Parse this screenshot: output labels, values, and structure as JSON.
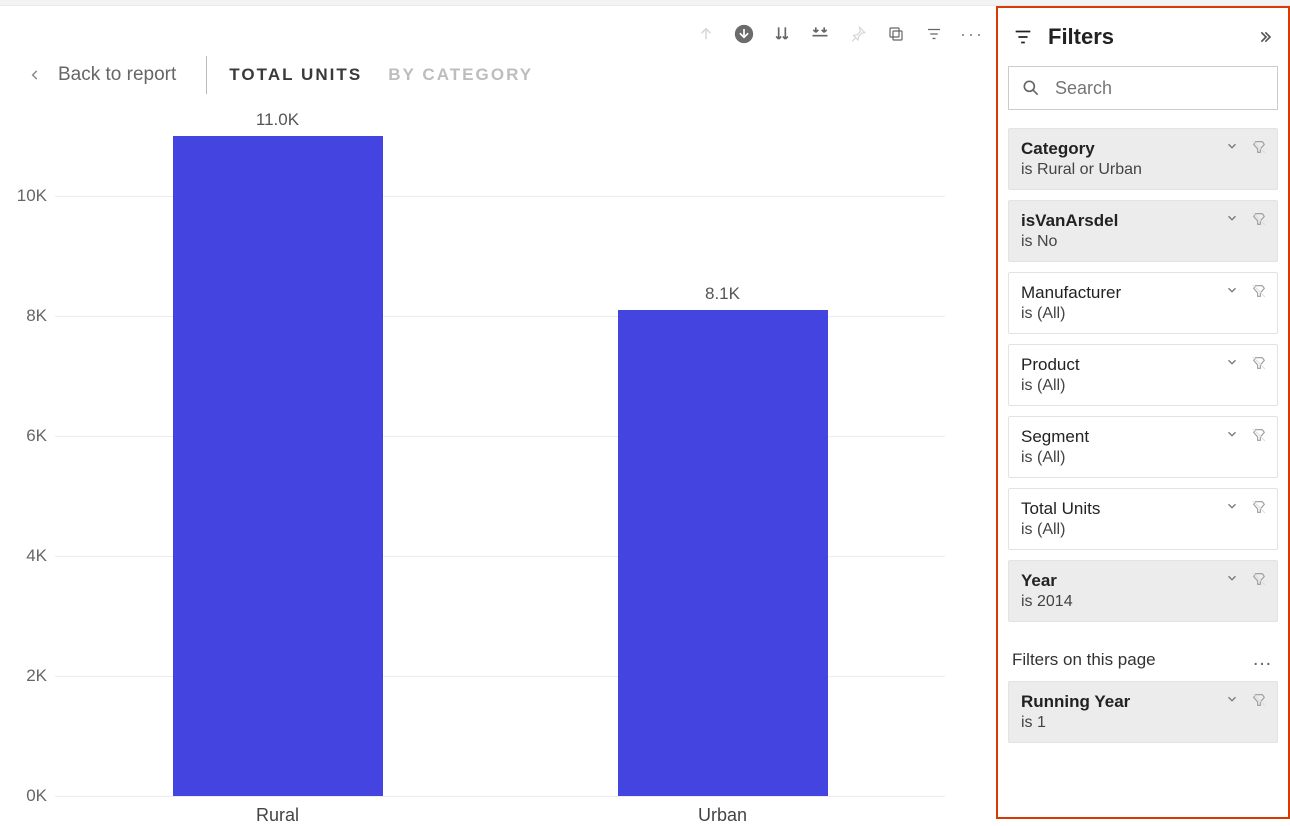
{
  "nav": {
    "back_label": "Back to report",
    "tabs": [
      {
        "label": "TOTAL UNITS",
        "active": true
      },
      {
        "label": "BY CATEGORY",
        "active": false
      }
    ]
  },
  "chart_data": {
    "type": "bar",
    "categories": [
      "Rural",
      "Urban"
    ],
    "values": [
      11000,
      8100
    ],
    "value_labels": [
      "11.0K",
      "8.1K"
    ],
    "y_ticks": [
      0,
      2000,
      4000,
      6000,
      8000,
      10000
    ],
    "y_tick_labels": [
      "0K",
      "2K",
      "4K",
      "6K",
      "8K",
      "10K"
    ],
    "ylim": [
      0,
      11000
    ],
    "bar_color": "#4445e0",
    "title": "",
    "xlabel": "",
    "ylabel": ""
  },
  "filters": {
    "title": "Filters",
    "search_placeholder": "Search",
    "cards": [
      {
        "title": "Category",
        "subtitle": "is Rural or Urban",
        "active": true
      },
      {
        "title": "isVanArsdel",
        "subtitle": "is No",
        "active": true
      },
      {
        "title": "Manufacturer",
        "subtitle": "is (All)",
        "active": false
      },
      {
        "title": "Product",
        "subtitle": "is (All)",
        "active": false
      },
      {
        "title": "Segment",
        "subtitle": "is (All)",
        "active": false
      },
      {
        "title": "Total Units",
        "subtitle": "is (All)",
        "active": false
      },
      {
        "title": "Year",
        "subtitle": "is 2014",
        "active": true
      }
    ],
    "page_section_label": "Filters on this page",
    "page_cards": [
      {
        "title": "Running Year",
        "subtitle": "is 1",
        "active": true
      }
    ]
  }
}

··········

- [Problem details] Pictures in the data above should not be copied; transcribe everything else exactly.

- [Result for this exercise]
Parse this screenshot: output labels, values, and structure as JSON.
{
  "nav": {
    "back_label": "Back to report",
    "tabs": [
      {
        "label": "TOTAL UNITS",
        "active": true
      },
      {
        "label": "BY CATEGORY",
        "active": false
      }
    ]
  },
  "chart_data": {
    "type": "bar",
    "categories": [
      "Rural",
      "Urban"
    ],
    "values": [
      11000,
      8100
    ],
    "value_labels": [
      "11.0K",
      "8.1K"
    ],
    "y_ticks": [
      0,
      2000,
      4000,
      6000,
      8000,
      10000
    ],
    "y_tick_labels": [
      "0K",
      "2K",
      "4K",
      "6K",
      "8K",
      "10K"
    ],
    "ylim": [
      0,
      11000
    ],
    "bar_color": "#4445e0",
    "title": "",
    "xlabel": "",
    "ylabel": ""
  },
  "filters": {
    "title": "Filters",
    "search_placeholder": "Search",
    "cards": [
      {
        "title": "Category",
        "subtitle": "is Rural or Urban",
        "active": true
      },
      {
        "title": "isVanArsdel",
        "subtitle": "is No",
        "active": true
      },
      {
        "title": "Manufacturer",
        "subtitle": "is (All)",
        "active": false
      },
      {
        "title": "Product",
        "subtitle": "is (All)",
        "active": false
      },
      {
        "title": "Segment",
        "subtitle": "is (All)",
        "active": false
      },
      {
        "title": "Total Units",
        "subtitle": "is (All)",
        "active": false
      },
      {
        "title": "Year",
        "subtitle": "is 2014",
        "active": true
      }
    ],
    "page_section_label": "Filters on this page",
    "page_cards": [
      {
        "title": "Running Year",
        "subtitle": "is 1",
        "active": true
      }
    ]
  }
}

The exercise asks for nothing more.